• _DESCRIPTION OF THE TASK_
Where a line holds "Guhai", copy it.

>>>>>

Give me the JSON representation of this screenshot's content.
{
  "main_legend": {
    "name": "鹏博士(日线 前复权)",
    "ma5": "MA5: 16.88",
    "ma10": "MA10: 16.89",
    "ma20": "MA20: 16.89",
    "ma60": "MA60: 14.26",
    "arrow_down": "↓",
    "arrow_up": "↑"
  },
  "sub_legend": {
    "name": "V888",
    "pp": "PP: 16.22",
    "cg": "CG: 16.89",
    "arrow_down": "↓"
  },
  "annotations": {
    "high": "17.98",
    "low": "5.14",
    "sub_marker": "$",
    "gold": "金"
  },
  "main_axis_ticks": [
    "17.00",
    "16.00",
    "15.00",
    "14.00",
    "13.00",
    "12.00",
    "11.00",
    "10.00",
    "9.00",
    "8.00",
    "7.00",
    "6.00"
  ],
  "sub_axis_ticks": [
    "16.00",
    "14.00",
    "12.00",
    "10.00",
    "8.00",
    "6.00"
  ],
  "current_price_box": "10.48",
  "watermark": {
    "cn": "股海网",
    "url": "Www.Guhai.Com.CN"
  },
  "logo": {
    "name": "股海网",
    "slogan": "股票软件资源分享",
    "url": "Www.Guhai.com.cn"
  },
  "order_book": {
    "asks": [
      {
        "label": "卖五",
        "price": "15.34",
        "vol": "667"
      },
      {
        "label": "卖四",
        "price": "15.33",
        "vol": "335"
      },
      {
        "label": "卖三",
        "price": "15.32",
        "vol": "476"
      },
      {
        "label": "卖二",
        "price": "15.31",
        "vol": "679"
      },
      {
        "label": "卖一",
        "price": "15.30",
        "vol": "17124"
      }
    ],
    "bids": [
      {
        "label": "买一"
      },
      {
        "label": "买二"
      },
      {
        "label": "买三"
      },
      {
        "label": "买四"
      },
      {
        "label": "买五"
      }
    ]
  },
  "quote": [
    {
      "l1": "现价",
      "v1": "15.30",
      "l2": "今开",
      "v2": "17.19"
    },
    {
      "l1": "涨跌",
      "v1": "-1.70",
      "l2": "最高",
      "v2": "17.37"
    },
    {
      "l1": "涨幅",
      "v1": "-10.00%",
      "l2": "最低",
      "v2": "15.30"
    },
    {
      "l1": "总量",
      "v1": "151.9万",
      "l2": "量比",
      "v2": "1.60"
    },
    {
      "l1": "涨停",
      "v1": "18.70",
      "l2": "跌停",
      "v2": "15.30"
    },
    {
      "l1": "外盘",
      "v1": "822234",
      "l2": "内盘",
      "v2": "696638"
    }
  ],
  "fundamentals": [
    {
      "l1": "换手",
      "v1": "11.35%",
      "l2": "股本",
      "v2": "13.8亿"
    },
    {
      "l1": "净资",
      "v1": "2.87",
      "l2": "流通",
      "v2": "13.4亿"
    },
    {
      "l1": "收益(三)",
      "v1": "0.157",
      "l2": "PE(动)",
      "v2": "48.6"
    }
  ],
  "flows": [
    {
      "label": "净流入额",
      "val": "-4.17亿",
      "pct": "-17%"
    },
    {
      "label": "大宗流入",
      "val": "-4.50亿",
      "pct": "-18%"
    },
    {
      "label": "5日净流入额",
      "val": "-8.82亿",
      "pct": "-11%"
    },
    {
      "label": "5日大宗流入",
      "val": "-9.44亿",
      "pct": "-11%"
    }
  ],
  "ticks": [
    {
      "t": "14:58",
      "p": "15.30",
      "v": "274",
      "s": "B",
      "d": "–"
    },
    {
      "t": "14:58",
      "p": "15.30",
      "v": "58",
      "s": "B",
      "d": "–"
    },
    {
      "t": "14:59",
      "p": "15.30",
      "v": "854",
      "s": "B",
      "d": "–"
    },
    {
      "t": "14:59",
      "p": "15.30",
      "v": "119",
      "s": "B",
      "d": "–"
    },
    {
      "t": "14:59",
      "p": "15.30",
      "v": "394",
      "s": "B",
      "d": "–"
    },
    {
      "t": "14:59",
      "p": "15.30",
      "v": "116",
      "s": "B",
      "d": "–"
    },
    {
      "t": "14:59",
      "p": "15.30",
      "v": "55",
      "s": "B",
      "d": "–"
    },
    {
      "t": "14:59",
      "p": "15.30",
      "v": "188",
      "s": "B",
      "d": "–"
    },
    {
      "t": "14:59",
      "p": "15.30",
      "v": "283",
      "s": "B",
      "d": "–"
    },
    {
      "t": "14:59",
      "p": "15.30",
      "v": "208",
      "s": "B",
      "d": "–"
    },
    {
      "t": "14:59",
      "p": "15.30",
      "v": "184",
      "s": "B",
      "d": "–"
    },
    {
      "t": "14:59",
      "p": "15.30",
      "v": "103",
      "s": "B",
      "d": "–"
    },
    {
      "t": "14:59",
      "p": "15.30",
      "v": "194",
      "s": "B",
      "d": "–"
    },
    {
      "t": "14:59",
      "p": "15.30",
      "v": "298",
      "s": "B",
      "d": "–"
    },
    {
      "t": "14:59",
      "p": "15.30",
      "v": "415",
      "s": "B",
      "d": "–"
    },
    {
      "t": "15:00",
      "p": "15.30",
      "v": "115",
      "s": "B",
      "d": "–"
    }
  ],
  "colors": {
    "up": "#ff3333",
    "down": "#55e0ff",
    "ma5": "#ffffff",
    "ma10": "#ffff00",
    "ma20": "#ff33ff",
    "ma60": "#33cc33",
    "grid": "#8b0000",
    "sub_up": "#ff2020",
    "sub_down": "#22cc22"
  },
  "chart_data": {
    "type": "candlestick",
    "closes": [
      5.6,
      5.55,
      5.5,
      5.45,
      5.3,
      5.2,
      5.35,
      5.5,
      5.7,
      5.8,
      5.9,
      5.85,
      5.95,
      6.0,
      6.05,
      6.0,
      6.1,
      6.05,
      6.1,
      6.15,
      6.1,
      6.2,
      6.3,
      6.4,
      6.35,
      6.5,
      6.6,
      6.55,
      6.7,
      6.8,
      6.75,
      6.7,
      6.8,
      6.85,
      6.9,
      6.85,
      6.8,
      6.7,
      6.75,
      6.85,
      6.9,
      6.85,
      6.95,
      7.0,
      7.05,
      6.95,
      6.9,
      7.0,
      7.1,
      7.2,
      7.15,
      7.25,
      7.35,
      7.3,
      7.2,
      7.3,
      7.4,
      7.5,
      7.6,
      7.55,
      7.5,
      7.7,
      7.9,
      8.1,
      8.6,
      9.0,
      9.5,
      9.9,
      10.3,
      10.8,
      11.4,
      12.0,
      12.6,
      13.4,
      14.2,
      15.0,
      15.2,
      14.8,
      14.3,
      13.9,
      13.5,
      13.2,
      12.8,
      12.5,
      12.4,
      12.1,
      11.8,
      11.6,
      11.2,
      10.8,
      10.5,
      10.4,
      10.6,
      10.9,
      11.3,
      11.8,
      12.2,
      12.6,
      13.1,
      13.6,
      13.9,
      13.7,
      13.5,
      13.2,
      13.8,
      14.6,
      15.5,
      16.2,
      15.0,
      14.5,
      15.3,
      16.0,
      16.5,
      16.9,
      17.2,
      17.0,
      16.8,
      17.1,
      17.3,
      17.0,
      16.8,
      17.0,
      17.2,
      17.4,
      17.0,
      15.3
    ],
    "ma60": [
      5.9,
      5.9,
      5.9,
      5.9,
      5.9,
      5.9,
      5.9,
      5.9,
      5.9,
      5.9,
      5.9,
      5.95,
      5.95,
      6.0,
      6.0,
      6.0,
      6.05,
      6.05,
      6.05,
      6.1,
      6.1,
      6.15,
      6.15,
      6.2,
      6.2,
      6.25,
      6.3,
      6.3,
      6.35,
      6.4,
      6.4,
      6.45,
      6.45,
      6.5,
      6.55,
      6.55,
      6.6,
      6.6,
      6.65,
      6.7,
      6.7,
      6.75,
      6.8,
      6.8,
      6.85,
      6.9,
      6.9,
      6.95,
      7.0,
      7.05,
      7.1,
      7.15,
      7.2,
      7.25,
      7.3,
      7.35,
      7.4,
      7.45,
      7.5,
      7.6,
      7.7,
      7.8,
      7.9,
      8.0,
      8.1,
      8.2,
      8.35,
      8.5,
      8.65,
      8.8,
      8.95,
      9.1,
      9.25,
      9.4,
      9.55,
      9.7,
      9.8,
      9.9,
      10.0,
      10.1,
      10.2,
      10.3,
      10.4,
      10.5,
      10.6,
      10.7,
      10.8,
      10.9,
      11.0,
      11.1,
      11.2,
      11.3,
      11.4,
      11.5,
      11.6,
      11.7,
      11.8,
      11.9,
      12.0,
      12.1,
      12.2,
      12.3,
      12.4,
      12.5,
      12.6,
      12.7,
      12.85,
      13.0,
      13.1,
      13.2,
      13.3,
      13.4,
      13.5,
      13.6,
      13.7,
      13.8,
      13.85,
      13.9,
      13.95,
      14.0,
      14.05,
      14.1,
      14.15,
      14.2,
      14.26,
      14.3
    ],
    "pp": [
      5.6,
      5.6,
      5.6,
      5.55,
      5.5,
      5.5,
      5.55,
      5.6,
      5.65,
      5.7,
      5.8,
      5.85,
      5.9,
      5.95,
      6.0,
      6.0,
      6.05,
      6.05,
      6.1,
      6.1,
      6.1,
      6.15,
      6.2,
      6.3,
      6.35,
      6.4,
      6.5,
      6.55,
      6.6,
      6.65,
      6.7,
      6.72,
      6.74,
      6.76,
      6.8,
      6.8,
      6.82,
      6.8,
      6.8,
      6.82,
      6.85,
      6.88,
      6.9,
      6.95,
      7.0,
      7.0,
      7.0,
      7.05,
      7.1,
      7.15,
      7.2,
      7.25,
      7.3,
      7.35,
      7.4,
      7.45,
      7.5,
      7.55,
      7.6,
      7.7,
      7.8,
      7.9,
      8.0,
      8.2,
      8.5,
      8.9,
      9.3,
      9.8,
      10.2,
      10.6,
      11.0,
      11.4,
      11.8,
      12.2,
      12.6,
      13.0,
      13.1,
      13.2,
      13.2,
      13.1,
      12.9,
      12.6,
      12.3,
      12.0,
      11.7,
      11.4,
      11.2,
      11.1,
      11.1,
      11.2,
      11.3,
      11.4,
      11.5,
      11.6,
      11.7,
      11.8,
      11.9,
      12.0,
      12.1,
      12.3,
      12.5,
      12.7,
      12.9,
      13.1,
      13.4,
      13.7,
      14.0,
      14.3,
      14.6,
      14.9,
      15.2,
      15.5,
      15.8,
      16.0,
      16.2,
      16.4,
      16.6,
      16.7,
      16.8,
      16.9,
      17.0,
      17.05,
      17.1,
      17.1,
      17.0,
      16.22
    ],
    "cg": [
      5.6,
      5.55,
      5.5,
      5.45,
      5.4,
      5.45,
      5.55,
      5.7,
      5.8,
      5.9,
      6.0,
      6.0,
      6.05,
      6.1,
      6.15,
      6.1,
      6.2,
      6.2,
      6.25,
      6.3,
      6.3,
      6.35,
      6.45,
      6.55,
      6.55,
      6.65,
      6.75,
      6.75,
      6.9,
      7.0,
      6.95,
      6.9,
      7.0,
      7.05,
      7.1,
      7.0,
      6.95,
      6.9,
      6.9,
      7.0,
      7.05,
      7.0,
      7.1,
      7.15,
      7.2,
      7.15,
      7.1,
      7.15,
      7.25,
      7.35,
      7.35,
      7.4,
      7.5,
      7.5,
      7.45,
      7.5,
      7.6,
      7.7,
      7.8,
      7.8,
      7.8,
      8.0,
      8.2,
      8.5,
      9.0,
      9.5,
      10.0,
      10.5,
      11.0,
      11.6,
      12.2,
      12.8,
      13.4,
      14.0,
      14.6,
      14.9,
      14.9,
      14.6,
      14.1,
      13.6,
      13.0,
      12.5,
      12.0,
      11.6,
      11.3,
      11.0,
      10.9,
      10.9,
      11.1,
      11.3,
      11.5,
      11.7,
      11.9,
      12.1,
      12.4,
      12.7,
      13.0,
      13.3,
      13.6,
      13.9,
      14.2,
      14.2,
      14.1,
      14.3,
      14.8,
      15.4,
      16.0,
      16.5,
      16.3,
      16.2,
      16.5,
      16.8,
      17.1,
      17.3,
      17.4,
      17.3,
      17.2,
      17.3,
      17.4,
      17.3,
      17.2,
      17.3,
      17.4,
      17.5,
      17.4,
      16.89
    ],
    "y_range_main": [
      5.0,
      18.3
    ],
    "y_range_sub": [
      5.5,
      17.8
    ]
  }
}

<<<<<

• _RESPONSE TO THE TASK_
    "url": "Www.Guhai.Com.CN"
    "url": "Www.Guhai.com.cn"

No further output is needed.